╭─ Provided records

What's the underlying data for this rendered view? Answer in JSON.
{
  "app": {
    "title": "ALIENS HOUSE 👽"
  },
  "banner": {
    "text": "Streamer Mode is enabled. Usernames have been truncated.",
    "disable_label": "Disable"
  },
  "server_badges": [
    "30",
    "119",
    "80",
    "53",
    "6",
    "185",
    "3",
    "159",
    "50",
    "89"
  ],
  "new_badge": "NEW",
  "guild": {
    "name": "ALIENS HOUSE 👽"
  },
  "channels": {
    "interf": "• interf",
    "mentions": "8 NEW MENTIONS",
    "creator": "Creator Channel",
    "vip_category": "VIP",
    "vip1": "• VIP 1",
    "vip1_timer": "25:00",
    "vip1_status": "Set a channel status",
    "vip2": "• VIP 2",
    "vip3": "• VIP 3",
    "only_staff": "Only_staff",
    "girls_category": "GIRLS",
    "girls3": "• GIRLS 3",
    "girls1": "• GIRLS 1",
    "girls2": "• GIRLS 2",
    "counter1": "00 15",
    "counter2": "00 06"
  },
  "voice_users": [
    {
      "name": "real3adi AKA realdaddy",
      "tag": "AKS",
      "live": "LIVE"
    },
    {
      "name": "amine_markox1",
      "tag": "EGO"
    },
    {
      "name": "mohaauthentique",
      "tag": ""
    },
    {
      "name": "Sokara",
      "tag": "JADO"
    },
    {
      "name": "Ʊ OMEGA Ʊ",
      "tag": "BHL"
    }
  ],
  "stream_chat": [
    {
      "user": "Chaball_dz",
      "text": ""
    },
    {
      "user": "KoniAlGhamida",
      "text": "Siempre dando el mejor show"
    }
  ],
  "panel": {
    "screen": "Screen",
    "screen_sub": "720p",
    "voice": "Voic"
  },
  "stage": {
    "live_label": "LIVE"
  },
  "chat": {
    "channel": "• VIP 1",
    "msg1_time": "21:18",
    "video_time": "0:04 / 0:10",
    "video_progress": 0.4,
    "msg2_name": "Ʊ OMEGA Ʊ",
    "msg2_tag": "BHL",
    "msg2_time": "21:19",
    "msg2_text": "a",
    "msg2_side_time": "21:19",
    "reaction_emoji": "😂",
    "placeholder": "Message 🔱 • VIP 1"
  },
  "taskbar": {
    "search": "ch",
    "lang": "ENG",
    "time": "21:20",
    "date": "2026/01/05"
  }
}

╰─

» **Written instruction**
Repeat the data verbatim.

» **Answer to the problem**
What's the underlying data for this rendered view? Answer in JSON.
{
  "app": {
    "title": "ALIENS HOUSE 👽"
  },
  "banner": {
    "text": "Streamer Mode is enabled. Usernames have been truncated.",
    "disable_label": "Disable"
  },
  "server_badges": [
    "30",
    "119",
    "80",
    "53",
    "6",
    "185",
    "3",
    "159",
    "50",
    "89"
  ],
  "new_badge": "NEW",
  "guild": {
    "name": "ALIENS HOUSE 👽"
  },
  "channels": {
    "interf": "• interf",
    "mentions": "8 NEW MENTIONS",
    "creator": "Creator Channel",
    "vip_category": "VIP",
    "vip1": "• VIP 1",
    "vip1_timer": "25:00",
    "vip1_status": "Set a channel status",
    "vip2": "• VIP 2",
    "vip3": "• VIP 3",
    "only_staff": "Only_staff",
    "girls_category": "GIRLS",
    "girls3": "• GIRLS 3",
    "girls1": "• GIRLS 1",
    "girls2": "• GIRLS 2",
    "counter1": "00 15",
    "counter2": "00 06"
  },
  "voice_users": [
    {
      "name": "real3adi AKA realdaddy",
      "tag": "AKS",
      "live": "LIVE"
    },
    {
      "name": "amine_markox1",
      "tag": "EGO"
    },
    {
      "name": "mohaauthentique",
      "tag": ""
    },
    {
      "name": "Sokara",
      "tag": "JADO"
    },
    {
      "name": "Ʊ OMEGA Ʊ",
      "tag": "BHL"
    }
  ],
  "stream_chat": [
    {
      "user": "Chaball_dz",
      "text": ""
    },
    {
      "user": "KoniAlGhamida",
      "text": "Siempre dando el mejor show"
    }
  ],
  "panel": {
    "screen": "Screen",
    "screen_sub": "720p",
    "voice": "Voic"
  },
  "stage": {
    "live_label": "LIVE"
  },
  "chat": {
    "channel": "• VIP 1",
    "msg1_time": "21:18",
    "video_time": "0:04 / 0:10",
    "video_progress": 0.4,
    "msg2_name": "Ʊ OMEGA Ʊ",
    "msg2_tag": "BHL",
    "msg2_time": "21:19",
    "msg2_text": "a",
    "msg2_side_time": "21:19",
    "reaction_emoji": "😂",
    "placeholder": "Message 🔱 • VIP 1"
  },
  "taskbar": {
    "search": "ch",
    "lang": "ENG",
    "time": "21:20",
    "date": "2026/01/05"
  }
}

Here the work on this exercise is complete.